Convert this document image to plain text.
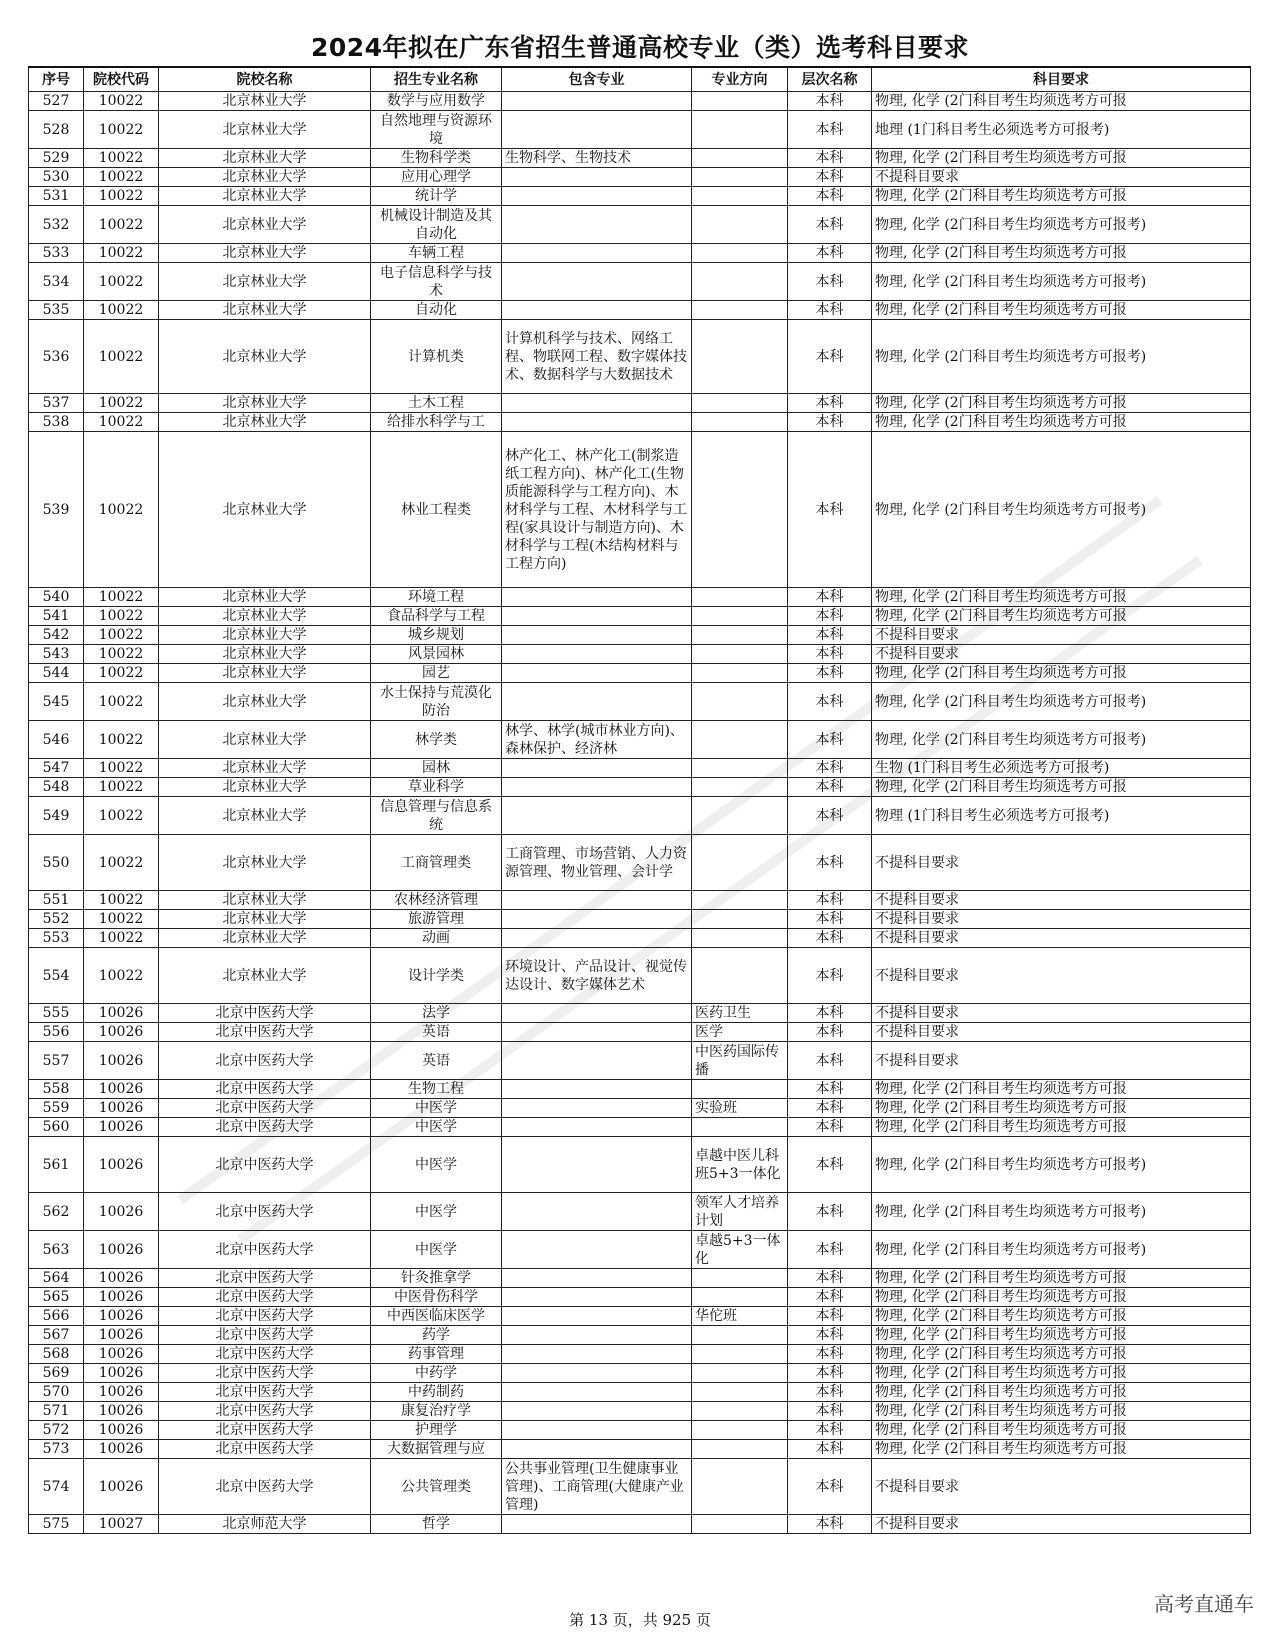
2024年拟在广东省招生普通高校专业（类）选考科目要求
序号	院校代码	院校名称	招生专业名称	包含专业	专业方向	层次名称	科目要求
527	10022	北京林业大学	数学与应用数学			本科	物理, 化学 (2门科目考生均须选考方可报
528	10022	北京林业大学	自然地理与资源环境			本科	地理 (1门科目考生必须选考方可报考)
529	10022	北京林业大学	生物科学类	生物科学、生物技术		本科	物理, 化学 (2门科目考生均须选考方可报
530	10022	北京林业大学	应用心理学			本科	不提科目要求
531	10022	北京林业大学	统计学			本科	物理, 化学 (2门科目考生均须选考方可报
532	10022	北京林业大学	机械设计制造及其自动化			本科	物理, 化学 (2门科目考生均须选考方可报考)
533	10022	北京林业大学	车辆工程			本科	物理, 化学 (2门科目考生均须选考方可报
534	10022	北京林业大学	电子信息科学与技术			本科	物理, 化学 (2门科目考生均须选考方可报考)
535	10022	北京林业大学	自动化			本科	物理, 化学 (2门科目考生均须选考方可报
536	10022	北京林业大学	计算机类	计算机科学与技术、网络工程、物联网工程、数字媒体技术、数据科学与大数据技术		本科	物理, 化学 (2门科目考生均须选考方可报考)
537	10022	北京林业大学	土木工程			本科	物理, 化学 (2门科目考生均须选考方可报
538	10022	北京林业大学	给排水科学与工			本科	物理, 化学 (2门科目考生均须选考方可报
539	10022	北京林业大学	林业工程类	林产化工、林产化工(制浆造纸工程方向)、林产化工(生物质能源科学与工程方向)、木材科学与工程、木材科学与工程(家具设计与制造方向)、木材科学与工程(木结构材料与工程方向)		本科	物理, 化学 (2门科目考生均须选考方可报考)
540	10022	北京林业大学	环境工程			本科	物理, 化学 (2门科目考生均须选考方可报
541	10022	北京林业大学	食品科学与工程			本科	物理, 化学 (2门科目考生均须选考方可报
542	10022	北京林业大学	城乡规划			本科	不提科目要求
543	10022	北京林业大学	风景园林			本科	不提科目要求
544	10022	北京林业大学	园艺			本科	物理, 化学 (2门科目考生均须选考方可报
545	10022	北京林业大学	水土保持与荒漠化防治			本科	物理, 化学 (2门科目考生均须选考方可报考)
546	10022	北京林业大学	林学类	林学、林学(城市林业方向)、森林保护、经济林		本科	物理, 化学 (2门科目考生均须选考方可报考)
547	10022	北京林业大学	园林			本科	生物 (1门科目考生必须选考方可报考)
548	10022	北京林业大学	草业科学			本科	物理, 化学 (2门科目考生均须选考方可报
549	10022	北京林业大学	信息管理与信息系统			本科	物理 (1门科目考生必须选考方可报考)
550	10022	北京林业大学	工商管理类	工商管理、市场营销、人力资源管理、物业管理、会计学		本科	不提科目要求
551	10022	北京林业大学	农林经济管理			本科	不提科目要求
552	10022	北京林业大学	旅游管理			本科	不提科目要求
553	10022	北京林业大学	动画			本科	不提科目要求
554	10022	北京林业大学	设计学类	环境设计、产品设计、视觉传达设计、数字媒体艺术		本科	不提科目要求
555	10026	北京中医药大学	法学		医药卫生	本科	不提科目要求
556	10026	北京中医药大学	英语		医学	本科	不提科目要求
557	10026	北京中医药大学	英语		中医药国际传播	本科	不提科目要求
558	10026	北京中医药大学	生物工程			本科	物理, 化学 (2门科目考生均须选考方可报
559	10026	北京中医药大学	中医学		实验班	本科	物理, 化学 (2门科目考生均须选考方可报
560	10026	北京中医药大学	中医学			本科	物理, 化学 (2门科目考生均须选考方可报
561	10026	北京中医药大学	中医学		卓越中医儿科班5+3一体化	本科	物理, 化学 (2门科目考生均须选考方可报考)
562	10026	北京中医药大学	中医学		领军人才培养计划	本科	物理, 化学 (2门科目考生均须选考方可报考)
563	10026	北京中医药大学	中医学		卓越5+3一体化	本科	物理, 化学 (2门科目考生均须选考方可报考)
564	10026	北京中医药大学	针灸推拿学			本科	物理, 化学 (2门科目考生均须选考方可报
565	10026	北京中医药大学	中医骨伤科学			本科	物理, 化学 (2门科目考生均须选考方可报
566	10026	北京中医药大学	中西医临床医学		华佗班	本科	物理, 化学 (2门科目考生均须选考方可报
567	10026	北京中医药大学	药学			本科	物理, 化学 (2门科目考生均须选考方可报
568	10026	北京中医药大学	药事管理			本科	物理, 化学 (2门科目考生均须选考方可报
569	10026	北京中医药大学	中药学			本科	物理, 化学 (2门科目考生均须选考方可报
570	10026	北京中医药大学	中药制药			本科	物理, 化学 (2门科目考生均须选考方可报
571	10026	北京中医药大学	康复治疗学			本科	物理, 化学 (2门科目考生均须选考方可报
572	10026	北京中医药大学	护理学			本科	物理, 化学 (2门科目考生均须选考方可报
573	10026	北京中医药大学	大数据管理与应			本科	物理, 化学 (2门科目考生均须选考方可报
574	10026	北京中医药大学	公共管理类	公共事业管理(卫生健康事业管理)、工商管理(大健康产业管理)		本科	不提科目要求
575	10027	北京师范大学	哲学			本科	不提科目要求
第 13 页，共 925 页
高考直通车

============

Make an exact reproduction of the listing above, without any pictures.

Convert this document image to plain text.
2024年拟在广东省招生普通高校专业（类）选考科目要求
序号	院校代码	院校名称	招生专业名称	包含专业	专业方向	层次名称	科目要求
527	10022	北京林业大学	数学与应用数学			本科	物理, 化学 (2门科目考生均须选考方可报
528	10022	北京林业大学	自然地理与资源环境			本科	地理 (1门科目考生必须选考方可报考)
529	10022	北京林业大学	生物科学类	生物科学、生物技术		本科	物理, 化学 (2门科目考生均须选考方可报
530	10022	北京林业大学	应用心理学			本科	不提科目要求
531	10022	北京林业大学	统计学			本科	物理, 化学 (2门科目考生均须选考方可报
532	10022	北京林业大学	机械设计制造及其自动化			本科	物理, 化学 (2门科目考生均须选考方可报考)
533	10022	北京林业大学	车辆工程			本科	物理, 化学 (2门科目考生均须选考方可报
534	10022	北京林业大学	电子信息科学与技术			本科	物理, 化学 (2门科目考生均须选考方可报考)
535	10022	北京林业大学	自动化			本科	物理, 化学 (2门科目考生均须选考方可报
536	10022	北京林业大学	计算机类	计算机科学与技术、网络工程、物联网工程、数字媒体技术、数据科学与大数据技术		本科	物理, 化学 (2门科目考生均须选考方可报考)
537	10022	北京林业大学	土木工程			本科	物理, 化学 (2门科目考生均须选考方可报
538	10022	北京林业大学	给排水科学与工			本科	物理, 化学 (2门科目考生均须选考方可报
539	10022	北京林业大学	林业工程类	林产化工、林产化工(制浆造纸工程方向)、林产化工(生物质能源科学与工程方向)、木材科学与工程、木材科学与工程(家具设计与制造方向)、木材科学与工程(木结构材料与工程方向)		本科	物理, 化学 (2门科目考生均须选考方可报考)
540	10022	北京林业大学	环境工程			本科	物理, 化学 (2门科目考生均须选考方可报
541	10022	北京林业大学	食品科学与工程			本科	物理, 化学 (2门科目考生均须选考方可报
542	10022	北京林业大学	城乡规划			本科	不提科目要求
543	10022	北京林业大学	风景园林			本科	不提科目要求
544	10022	北京林业大学	园艺			本科	物理, 化学 (2门科目考生均须选考方可报
545	10022	北京林业大学	水土保持与荒漠化防治			本科	物理, 化学 (2门科目考生均须选考方可报考)
546	10022	北京林业大学	林学类	林学、林学(城市林业方向)、森林保护、经济林		本科	物理, 化学 (2门科目考生均须选考方可报考)
547	10022	北京林业大学	园林			本科	生物 (1门科目考生必须选考方可报考)
548	10022	北京林业大学	草业科学			本科	物理, 化学 (2门科目考生均须选考方可报
549	10022	北京林业大学	信息管理与信息系统			本科	物理 (1门科目考生必须选考方可报考)
550	10022	北京林业大学	工商管理类	工商管理、市场营销、人力资源管理、物业管理、会计学		本科	不提科目要求
551	10022	北京林业大学	农林经济管理			本科	不提科目要求
552	10022	北京林业大学	旅游管理			本科	不提科目要求
553	10022	北京林业大学	动画			本科	不提科目要求
554	10022	北京林业大学	设计学类	环境设计、产品设计、视觉传达设计、数字媒体艺术		本科	不提科目要求
555	10026	北京中医药大学	法学		医药卫生	本科	不提科目要求
556	10026	北京中医药大学	英语		医学	本科	不提科目要求
557	10026	北京中医药大学	英语		中医药国际传播	本科	不提科目要求
558	10026	北京中医药大学	生物工程			本科	物理, 化学 (2门科目考生均须选考方可报
559	10026	北京中医药大学	中医学		实验班	本科	物理, 化学 (2门科目考生均须选考方可报
560	10026	北京中医药大学	中医学			本科	物理, 化学 (2门科目考生均须选考方可报
561	10026	北京中医药大学	中医学		卓越中医儿科班5+3一体化	本科	物理, 化学 (2门科目考生均须选考方可报考)
562	10026	北京中医药大学	中医学		领军人才培养计划	本科	物理, 化学 (2门科目考生均须选考方可报考)
563	10026	北京中医药大学	中医学		卓越5+3一体化	本科	物理, 化学 (2门科目考生均须选考方可报考)
564	10026	北京中医药大学	针灸推拿学			本科	物理, 化学 (2门科目考生均须选考方可报
565	10026	北京中医药大学	中医骨伤科学			本科	物理, 化学 (2门科目考生均须选考方可报
566	10026	北京中医药大学	中西医临床医学		华佗班	本科	物理, 化学 (2门科目考生均须选考方可报
567	10026	北京中医药大学	药学			本科	物理, 化学 (2门科目考生均须选考方可报
568	10026	北京中医药大学	药事管理			本科	物理, 化学 (2门科目考生均须选考方可报
569	10026	北京中医药大学	中药学			本科	物理, 化学 (2门科目考生均须选考方可报
570	10026	北京中医药大学	中药制药			本科	物理, 化学 (2门科目考生均须选考方可报
571	10026	北京中医药大学	康复治疗学			本科	物理, 化学 (2门科目考生均须选考方可报
572	10026	北京中医药大学	护理学			本科	物理, 化学 (2门科目考生均须选考方可报
573	10026	北京中医药大学	大数据管理与应			本科	物理, 化学 (2门科目考生均须选考方可报
574	10026	北京中医药大学	公共管理类	公共事业管理(卫生健康事业管理)、工商管理(大健康产业管理)		本科	不提科目要求
575	10027	北京师范大学	哲学			本科	不提科目要求
第 13 页，共 925 页
高考直通车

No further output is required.